**** MATERIAL SUPPLIED
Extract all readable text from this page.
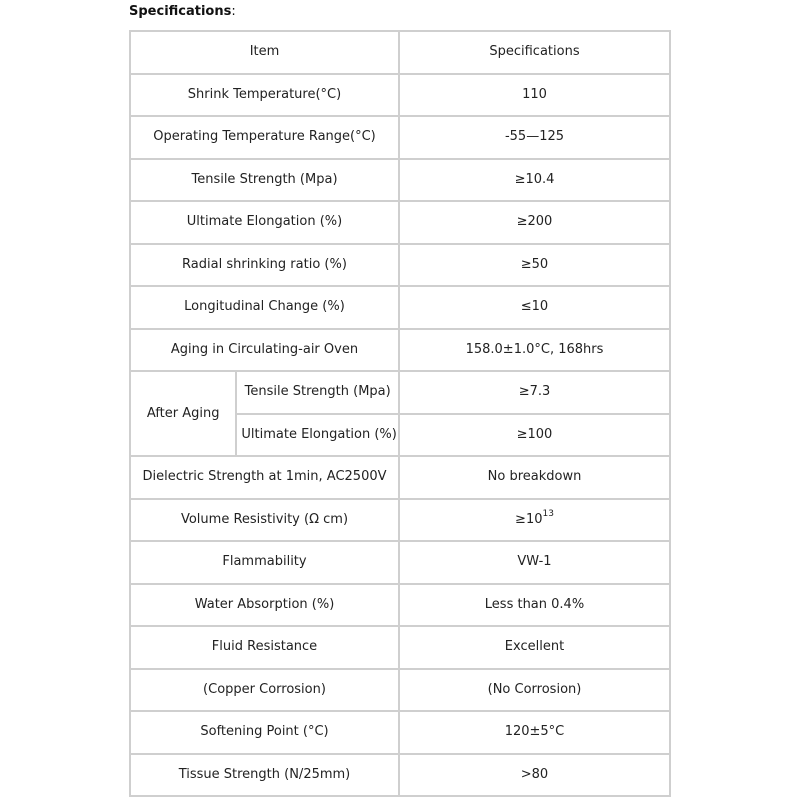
Specifications:
Item		Specifications
Shrink Temperature(°C)		110
Operating Temperature Range(°C)		-55—125
Tensile Strength (Mpa)		≥10.4
Ultimate Elongation (%)		≥200
Radial shrinking ratio (%)		≥50
Longitudinal Change (%)		≤10
Aging in Circulating-air Oven		158.0±1.0°C, 168hrs
After Aging	Tensile Strength (Mpa)	≥7.3
	Ultimate Elongation (%)	≥100
Dielectric Strength at 1min, AC2500V		No breakdown
Volume Resistivity (Ω cm)		$\ge 10^{13}$
Flammability		VW-1
Water Absorption (%)		Less than 0.4%
Fluid Resistance		Excellent
(Copper Corrosion)		(No Corrosion)
Softening Point (°C)		120±5°C
Tissue Strength (N/25mm)		>80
********
_WRITTEN INSTRUCTION_
Across the entries, how many lines hold the word "Specifications"? Say only the number.

_CORRECT OUTPUT_
2